[Stored data entries]
---

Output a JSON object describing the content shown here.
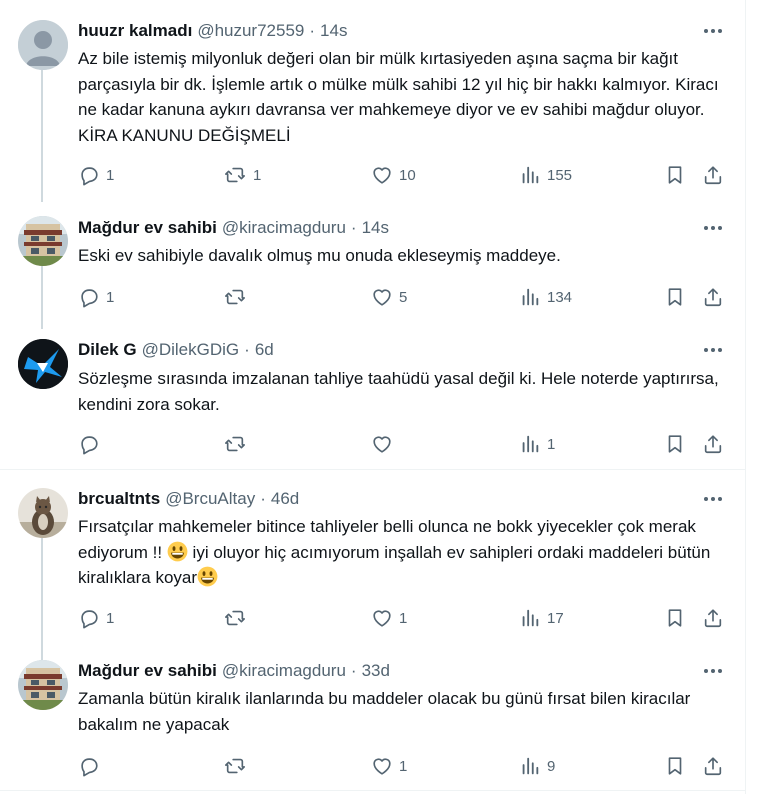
{
  "tweets": [
    {
      "name": "huuzr kalmadı",
      "handle": "@huzur72559",
      "time": "14s",
      "text": "Az bile istemiş milyonluk değeri olan bir mülk kırtasiyeden aşına saçma bir kağıt parçasıyla bir dk. İşlemle artık o mülke mülk sahibi 12 yıl hiç bir hakkı kalmıyor. Kiracı ne kadar kanuna aykırı davransa ver mahkemeye diyor ve ev sahibi mağdur oluyor. KİRA KANUNU DEĞİŞMELİ",
      "replies": "1",
      "retweets": "1",
      "likes": "10",
      "views": "155"
    },
    {
      "name": "Mağdur ev sahibi",
      "handle": "@kiracimagduru",
      "time": "14s",
      "text": "Eski ev sahibiyle davalık olmuş mu onuda eklesеymiş maddeye.",
      "replies": "1",
      "retweets": "",
      "likes": "5",
      "views": "134"
    },
    {
      "name": "Dilek G",
      "handle": "@DilekGDiG",
      "time": "6d",
      "text": "Sözleşme sırasında imzalanan tahliye taahüdü yasal değil ki. Hele noterde yaptırırsa, kendini zora sokar.",
      "replies": "",
      "retweets": "",
      "likes": "",
      "views": "1"
    },
    {
      "name": "brcualtnts",
      "handle": "@BrcuAltay",
      "time": "46d",
      "text_parts": [
        "Fırsatçılar mahkemeler bitince tahliyeler belli olunca ne bokk yiyecekler çok merak ediyorum !! ",
        " iyi oluyor hiç acımıyorum inşallah ev sahipleri ordaki maddeleri bütün kiralıklara koyar"
      ],
      "emoji": "grinning-face",
      "replies": "1",
      "retweets": "",
      "likes": "1",
      "views": "17"
    },
    {
      "name": "Mağdur ev sahibi",
      "handle": "@kiracimagduru",
      "time": "33d",
      "text": "Zamanla bütün kiralık ilanlarında bu maddeler olacak bu günü fırsat bilen kiracılar bakalım ne yapacak",
      "replies": "",
      "retweets": "",
      "likes": "1",
      "views": "9"
    }
  ],
  "separator": "·",
  "colors": {
    "text": "#0f1419",
    "muted": "#536471",
    "thread_line": "#cfd9de",
    "divider": "#eff3f4",
    "emoji": "#ffcc4d"
  },
  "icons": [
    "default-avatar-icon",
    "more-icon",
    "reply-icon",
    "retweet-icon",
    "like-icon",
    "views-icon",
    "bookmark-icon",
    "share-icon"
  ]
}
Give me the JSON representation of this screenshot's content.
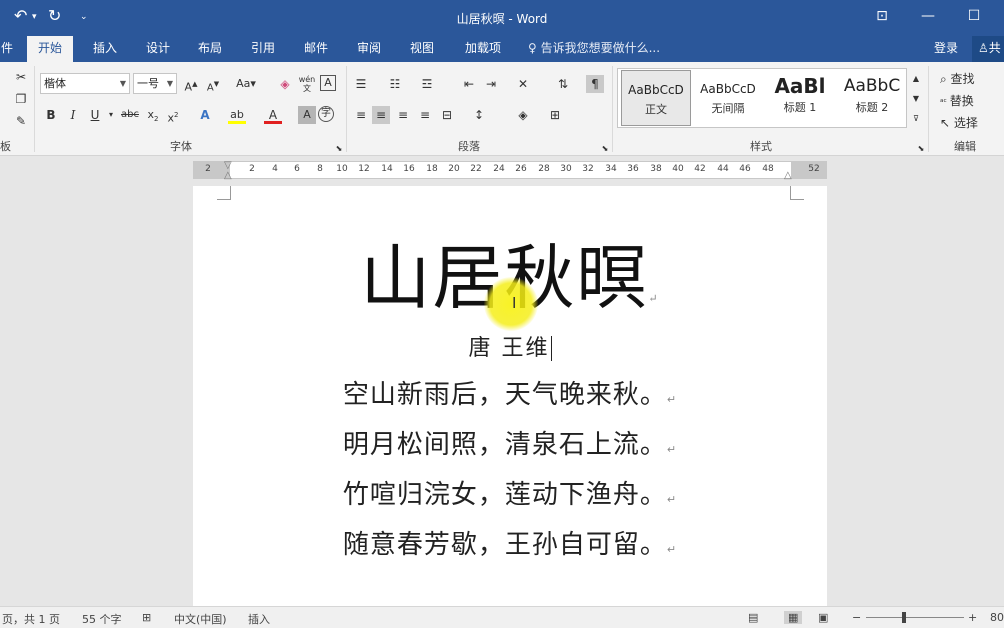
{
  "title_bar": {
    "title": "山居秋暝 - Word",
    "undo_icon": "undo-icon",
    "redo_icon": "redo-icon",
    "customize_icon": "customize-quick-access-icon"
  },
  "tabs": [
    {
      "label": "件"
    },
    {
      "label": "开始",
      "active": true
    },
    {
      "label": "插入"
    },
    {
      "label": "设计"
    },
    {
      "label": "布局"
    },
    {
      "label": "引用"
    },
    {
      "label": "邮件"
    },
    {
      "label": "审阅"
    },
    {
      "label": "视图"
    },
    {
      "label": "加载项"
    }
  ],
  "tell_me": "告诉我您想要做什么...",
  "login": "登录",
  "share": "共",
  "ribbon": {
    "clipboard_label": "板",
    "font": {
      "name": "楷体",
      "size": "一号",
      "label": "字体"
    },
    "paragraph_label": "段落",
    "styles": {
      "label": "样式",
      "items": [
        {
          "sample": "AaBbCcD",
          "name": "正文"
        },
        {
          "sample": "AaBbCcD",
          "name": "无间隔"
        },
        {
          "sample": "AaBl",
          "name": "标题 1"
        },
        {
          "sample": "AaBbC",
          "name": "标题 2"
        }
      ]
    },
    "editing": {
      "find": "查找",
      "replace": "替换",
      "select": "选择",
      "label": "编辑"
    }
  },
  "ruler": {
    "numbers": [
      "2",
      "2",
      "4",
      "6",
      "8",
      "10",
      "12",
      "14",
      "16",
      "18",
      "20",
      "22",
      "24",
      "26",
      "28",
      "30",
      "32",
      "34",
      "36",
      "38",
      "40",
      "42",
      "44",
      "46",
      "48",
      "52"
    ]
  },
  "document": {
    "title": "山居秋暝",
    "author": "唐 王维",
    "lines": [
      "空山新雨后，天气晚来秋。",
      "明月松间照，清泉石上流。",
      "竹喧归浣女，莲动下渔舟。",
      "随意春芳歇，王孙自可留。"
    ],
    "paragraph_mark": "↵"
  },
  "status": {
    "page": "页，共 1 页",
    "words": "55 个字",
    "language": "中文(中国)",
    "mode": "插入",
    "zoom": "80"
  },
  "colors": {
    "accent": "#2b579a",
    "ribbon_bg": "#f3f3f3",
    "highlight": "#f5ee1a"
  }
}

---

PROBLEM TO SOLVE: Make an exact copy of every record, pictures excluded.

THE RESULT:
Output a JSON object describing the content shown here.
{
  "tweets": [
    {
      "name": "huuzr kalmadı",
      "handle": "@huzur72559",
      "time": "14s",
      "text": "Az bile istemiş milyonluk değeri olan bir mülk kırtasiyeden aşına saçma bir kağıt parçasıyla bir dk. İşlemle artık o mülke mülk sahibi 12 yıl hiç bir hakkı kalmıyor. Kiracı ne kadar kanuna aykırı davransa ver mahkemeye diyor ve ev sahibi mağdur oluyor. KİRA KANUNU DEĞİŞMELİ",
      "replies": "1",
      "retweets": "1",
      "likes": "10",
      "views": "155"
    },
    {
      "name": "Mağdur ev sahibi",
      "handle": "@kiracimagduru",
      "time": "14s",
      "text": "Eski ev sahibiyle davalık olmuş mu onuda eklesеymiş maddeye.",
      "replies": "1",
      "retweets": "",
      "likes": "5",
      "views": "134"
    },
    {
      "name": "Dilek G",
      "handle": "@DilekGDiG",
      "time": "6d",
      "text": "Sözleşme sırasında imzalanan tahliye taahüdü yasal değil ki. Hele noterde yaptırırsa, kendini zora sokar.",
      "replies": "",
      "retweets": "",
      "likes": "",
      "views": "1"
    },
    {
      "name": "brcualtnts",
      "handle": "@BrcuAltay",
      "time": "46d",
      "text_parts": [
        "Fırsatçılar mahkemeler bitince tahliyeler belli olunca ne bokk yiyecekler çok merak ediyorum !! ",
        " iyi oluyor hiç acımıyorum inşallah ev sahipleri ordaki maddeleri bütün kiralıklara koyar"
      ],
      "emoji": "grinning-face",
      "replies": "1",
      "retweets": "",
      "likes": "1",
      "views": "17"
    },
    {
      "name": "Mağdur ev sahibi",
      "handle": "@kiracimagduru",
      "time": "33d",
      "text": "Zamanla bütün kiralık ilanlarında bu maddeler olacak bu günü fırsat bilen kiracılar bakalım ne yapacak",
      "replies": "",
      "retweets": "",
      "likes": "1",
      "views": "9"
    }
  ],
  "separator": "·",
  "colors": {
    "text": "#0f1419",
    "muted": "#536471",
    "thread_line": "#cfd9de",
    "divider": "#eff3f4",
    "emoji": "#ffcc4d"
  },
  "icons": [
    "default-avatar-icon",
    "more-icon",
    "reply-icon",
    "retweet-icon",
    "like-icon",
    "views-icon",
    "bookmark-icon",
    "share-icon"
  ]
}
Give me the JSON representation of this screenshot's content.
{
  "title_bar": {
    "title": "山居秋暝 - Word",
    "undo_icon": "undo-icon",
    "redo_icon": "redo-icon",
    "customize_icon": "customize-quick-access-icon"
  },
  "tabs": [
    {
      "label": "件"
    },
    {
      "label": "开始",
      "active": true
    },
    {
      "label": "插入"
    },
    {
      "label": "设计"
    },
    {
      "label": "布局"
    },
    {
      "label": "引用"
    },
    {
      "label": "邮件"
    },
    {
      "label": "审阅"
    },
    {
      "label": "视图"
    },
    {
      "label": "加载项"
    }
  ],
  "tell_me": "告诉我您想要做什么...",
  "login": "登录",
  "share": "共",
  "ribbon": {
    "clipboard_label": "板",
    "font": {
      "name": "楷体",
      "size": "一号",
      "label": "字体"
    },
    "paragraph_label": "段落",
    "styles": {
      "label": "样式",
      "items": [
        {
          "sample": "AaBbCcD",
          "name": "正文"
        },
        {
          "sample": "AaBbCcD",
          "name": "无间隔"
        },
        {
          "sample": "AaBl",
          "name": "标题 1"
        },
        {
          "sample": "AaBbC",
          "name": "标题 2"
        }
      ]
    },
    "editing": {
      "find": "查找",
      "replace": "替换",
      "select": "选择",
      "label": "编辑"
    }
  },
  "ruler": {
    "numbers": [
      "2",
      "2",
      "4",
      "6",
      "8",
      "10",
      "12",
      "14",
      "16",
      "18",
      "20",
      "22",
      "24",
      "26",
      "28",
      "30",
      "32",
      "34",
      "36",
      "38",
      "40",
      "42",
      "44",
      "46",
      "48",
      "52"
    ]
  },
  "document": {
    "title": "山居秋暝",
    "author": "唐 王维",
    "lines": [
      "空山新雨后，天气晚来秋。",
      "明月松间照，清泉石上流。",
      "竹喧归浣女，莲动下渔舟。",
      "随意春芳歇，王孙自可留。"
    ],
    "paragraph_mark": "↵"
  },
  "status": {
    "page": "页，共 1 页",
    "words": "55 个字",
    "language": "中文(中国)",
    "mode": "插入",
    "zoom": "80"
  },
  "colors": {
    "accent": "#2b579a",
    "ribbon_bg": "#f3f3f3",
    "highlight": "#f5ee1a"
  }
}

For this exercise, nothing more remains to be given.